| WHAT TO WORK ON |
Pictures do not belong in the copy; restate the records below word for word.

| TASK DATA |
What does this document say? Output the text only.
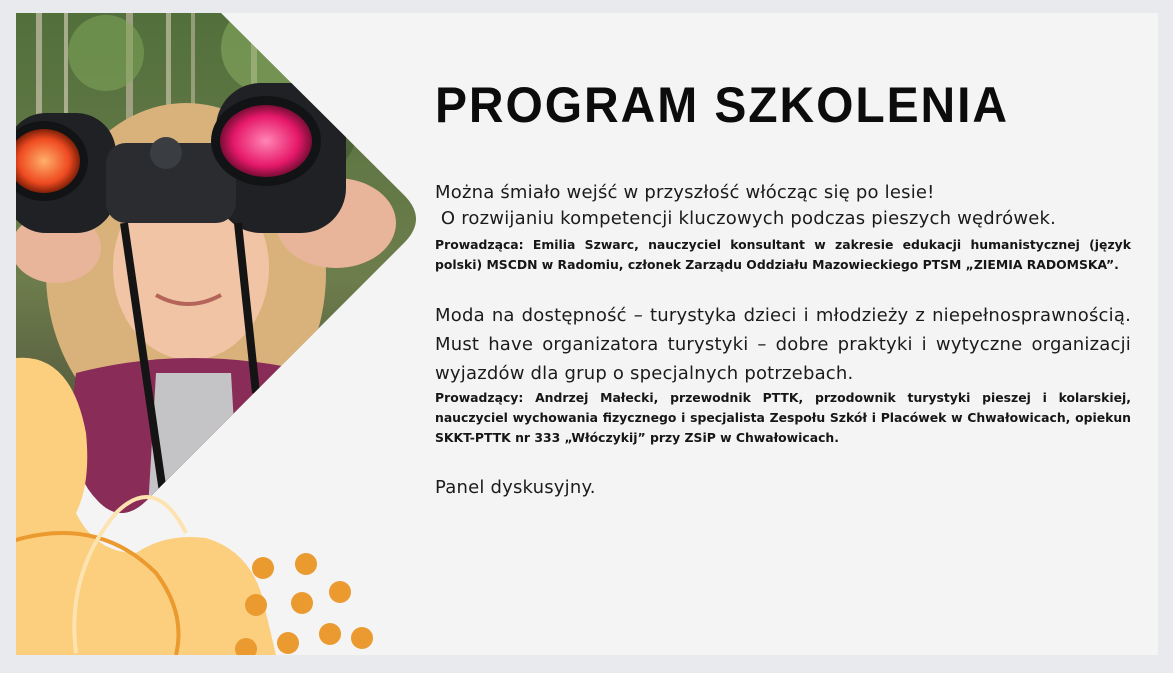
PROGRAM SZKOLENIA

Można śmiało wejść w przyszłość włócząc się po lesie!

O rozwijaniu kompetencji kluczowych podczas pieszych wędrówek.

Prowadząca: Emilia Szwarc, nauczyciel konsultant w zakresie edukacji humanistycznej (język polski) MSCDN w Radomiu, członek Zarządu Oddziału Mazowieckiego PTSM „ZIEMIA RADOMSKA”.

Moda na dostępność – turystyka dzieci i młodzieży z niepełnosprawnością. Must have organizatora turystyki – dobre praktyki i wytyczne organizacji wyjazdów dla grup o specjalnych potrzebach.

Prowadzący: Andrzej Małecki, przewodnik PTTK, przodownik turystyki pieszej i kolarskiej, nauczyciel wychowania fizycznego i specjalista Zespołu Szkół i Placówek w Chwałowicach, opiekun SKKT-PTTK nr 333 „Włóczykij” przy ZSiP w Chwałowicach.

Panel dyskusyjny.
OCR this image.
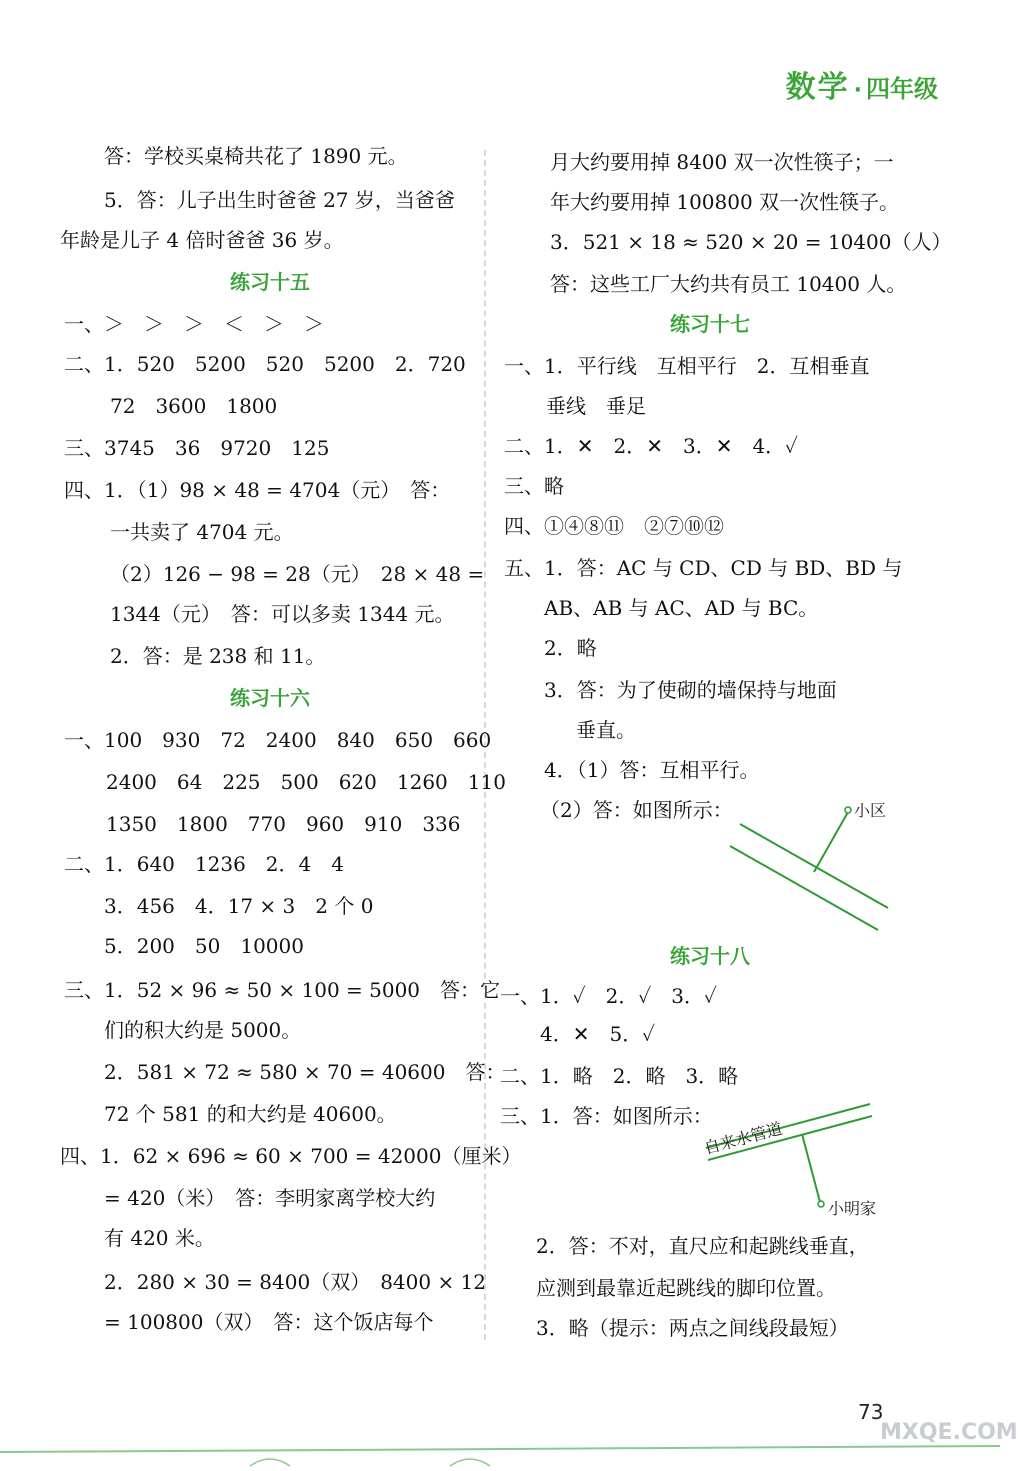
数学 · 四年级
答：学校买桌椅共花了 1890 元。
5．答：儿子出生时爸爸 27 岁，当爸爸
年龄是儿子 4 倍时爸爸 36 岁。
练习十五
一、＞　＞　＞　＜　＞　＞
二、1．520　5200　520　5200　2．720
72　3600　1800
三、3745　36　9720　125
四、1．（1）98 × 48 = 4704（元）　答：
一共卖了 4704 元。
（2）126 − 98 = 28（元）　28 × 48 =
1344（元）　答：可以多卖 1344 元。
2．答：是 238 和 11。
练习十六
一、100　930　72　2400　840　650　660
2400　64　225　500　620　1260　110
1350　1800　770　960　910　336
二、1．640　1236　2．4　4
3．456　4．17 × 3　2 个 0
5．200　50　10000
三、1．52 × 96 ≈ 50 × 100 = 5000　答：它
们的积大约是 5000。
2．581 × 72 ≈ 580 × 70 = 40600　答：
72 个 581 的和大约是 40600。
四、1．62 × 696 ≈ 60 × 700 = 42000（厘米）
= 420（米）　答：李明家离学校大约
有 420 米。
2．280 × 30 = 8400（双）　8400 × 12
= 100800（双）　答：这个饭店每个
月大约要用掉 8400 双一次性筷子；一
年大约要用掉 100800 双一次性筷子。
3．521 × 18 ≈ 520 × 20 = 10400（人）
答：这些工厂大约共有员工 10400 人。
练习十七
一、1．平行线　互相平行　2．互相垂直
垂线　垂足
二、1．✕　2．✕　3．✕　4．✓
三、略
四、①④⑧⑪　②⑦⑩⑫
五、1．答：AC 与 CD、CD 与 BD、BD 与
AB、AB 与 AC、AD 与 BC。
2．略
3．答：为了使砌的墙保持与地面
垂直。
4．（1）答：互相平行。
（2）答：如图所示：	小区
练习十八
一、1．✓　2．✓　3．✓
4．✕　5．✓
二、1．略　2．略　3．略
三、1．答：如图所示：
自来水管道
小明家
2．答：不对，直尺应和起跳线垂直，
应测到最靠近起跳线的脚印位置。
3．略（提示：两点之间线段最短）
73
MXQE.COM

| TASK OUTPUT |
What does this document say? Output the text only.
PROGRAM SZKOLENIA

Można śmiało wejść w przyszłość włócząc się po lesie!

O rozwijaniu kompetencji kluczowych podczas pieszych wędrówek.

Prowadząca: Emilia Szwarc, nauczyciel konsultant w zakresie edukacji humanistycznej (język polski) MSCDN w Radomiu, członek Zarządu Oddziału Mazowieckiego PTSM „ZIEMIA RADOMSKA”.

Moda na dostępność – turystyka dzieci i młodzieży z niepełnosprawnością. Must have organizatora turystyki – dobre praktyki i wytyczne organizacji wyjazdów dla grup o specjalnych potrzebach.

Prowadzący: Andrzej Małecki, przewodnik PTTK, przodownik turystyki pieszej i kolarskiej, nauczyciel wychowania fizycznego i specjalista Zespołu Szkół i Placówek w Chwałowicach, opiekun SKKT-PTTK nr 333 „Włóczykij” przy ZSiP w Chwałowicach.

Panel dyskusyjny.
OCR this image.
数学 · 四年级
答：学校买桌椅共花了 1890 元。
5．答：儿子出生时爸爸 27 岁，当爸爸
年龄是儿子 4 倍时爸爸 36 岁。
练习十五
一、＞　＞　＞　＜　＞　＞
二、1．520　5200　520　5200　2．720
72　3600　1800
三、3745　36　9720　125
四、1．（1）98 × 48 = 4704（元）　答：
一共卖了 4704 元。
（2）126 − 98 = 28（元）　28 × 48 =
1344（元）　答：可以多卖 1344 元。
2．答：是 238 和 11。
练习十六
一、100　930　72　2400　840　650　660
2400　64　225　500　620　1260　110
1350　1800　770　960　910　336
二、1．640　1236　2．4　4
3．456　4．17 × 3　2 个 0
5．200　50　10000
三、1．52 × 96 ≈ 50 × 100 = 5000　答：它
们的积大约是 5000。
2．581 × 72 ≈ 580 × 70 = 40600　答：
72 个 581 的和大约是 40600。
四、1．62 × 696 ≈ 60 × 700 = 42000（厘米）
= 420（米）　答：李明家离学校大约
有 420 米。
2．280 × 30 = 8400（双）　8400 × 12
= 100800（双）　答：这个饭店每个
月大约要用掉 8400 双一次性筷子；一
年大约要用掉 100800 双一次性筷子。
3．521 × 18 ≈ 520 × 20 = 10400（人）
答：这些工厂大约共有员工 10400 人。
练习十七
一、1．平行线　互相平行　2．互相垂直
垂线　垂足
二、1．✕　2．✕　3．✕　4．✓
三、略
四、①④⑧⑪　②⑦⑩⑫
五、1．答：AC 与 CD、CD 与 BD、BD 与
AB、AB 与 AC、AD 与 BC。
2．略
3．答：为了使砌的墙保持与地面
垂直。
4．（1）答：互相平行。
（2）答：如图所示：	小区
练习十八
一、1．✓　2．✓　3．✓
4．✕　5．✓
二、1．略　2．略　3．略
三、1．答：如图所示：
自来水管道
小明家
2．答：不对，直尺应和起跳线垂直，
应测到最靠近起跳线的脚印位置。
3．略（提示：两点之间线段最短）
73
MXQE.COM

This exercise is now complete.